### WORK TO DO
Every entry below should be transcribed exactly; pictures stay out of the copy.

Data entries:

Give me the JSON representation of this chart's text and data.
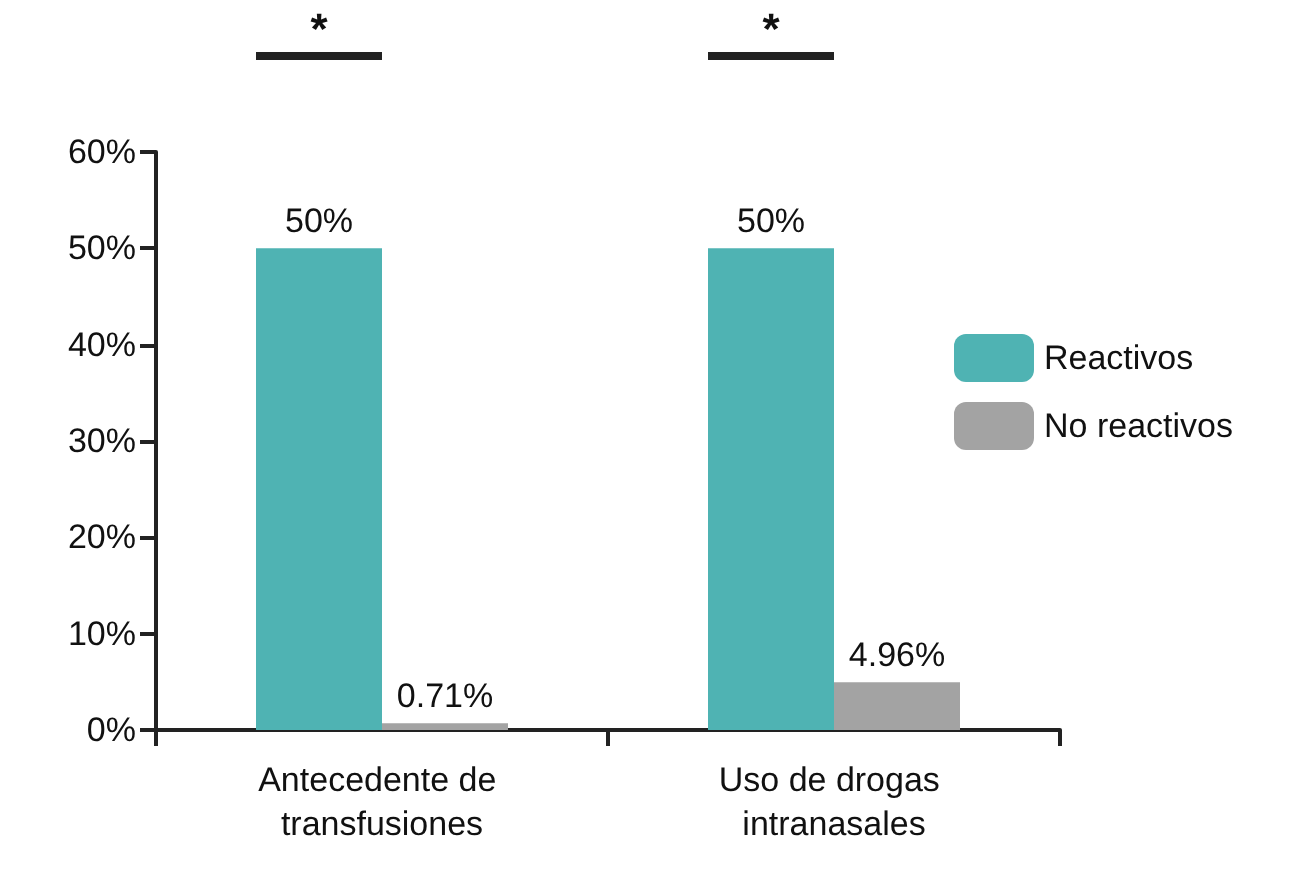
{
  "chart_data": {
    "type": "bar",
    "categories": [
      "Antecedente de transfusiones",
      "Uso de drogas intranasales"
    ],
    "series": [
      {
        "name": "Reactivos",
        "color": "#4fb3b3",
        "values": [
          50,
          50
        ],
        "value_labels": [
          "50%",
          "50%"
        ]
      },
      {
        "name": "No reactivos",
        "color": "#a3a3a3",
        "values": [
          0.71,
          4.96
        ],
        "value_labels": [
          "0.71%",
          "4.96%"
        ]
      }
    ],
    "ylim": [
      0,
      60
    ],
    "yticks": [
      {
        "value": 0,
        "label": "0%"
      },
      {
        "value": 10,
        "label": "10%"
      },
      {
        "value": 20,
        "label": "20%"
      },
      {
        "value": 30,
        "label": "30%"
      },
      {
        "value": 40,
        "label": "40%"
      },
      {
        "value": 50,
        "label": "50%"
      },
      {
        "value": 60,
        "label": "60%"
      }
    ],
    "annotations": [
      "*",
      "*"
    ],
    "grid": false,
    "legend": "right"
  }
}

### THE REPLY
Give me the JSON representation of this chart's text and data.
{
  "chart_data": {
    "type": "bar",
    "categories": [
      "Antecedente de transfusiones",
      "Uso de drogas intranasales"
    ],
    "series": [
      {
        "name": "Reactivos",
        "color": "#4fb3b3",
        "values": [
          50,
          50
        ],
        "value_labels": [
          "50%",
          "50%"
        ]
      },
      {
        "name": "No reactivos",
        "color": "#a3a3a3",
        "values": [
          0.71,
          4.96
        ],
        "value_labels": [
          "0.71%",
          "4.96%"
        ]
      }
    ],
    "ylim": [
      0,
      60
    ],
    "yticks": [
      {
        "value": 0,
        "label": "0%"
      },
      {
        "value": 10,
        "label": "10%"
      },
      {
        "value": 20,
        "label": "20%"
      },
      {
        "value": 30,
        "label": "30%"
      },
      {
        "value": 40,
        "label": "40%"
      },
      {
        "value": 50,
        "label": "50%"
      },
      {
        "value": 60,
        "label": "60%"
      }
    ],
    "annotations": [
      "*",
      "*"
    ],
    "grid": false,
    "legend": "right"
  }
}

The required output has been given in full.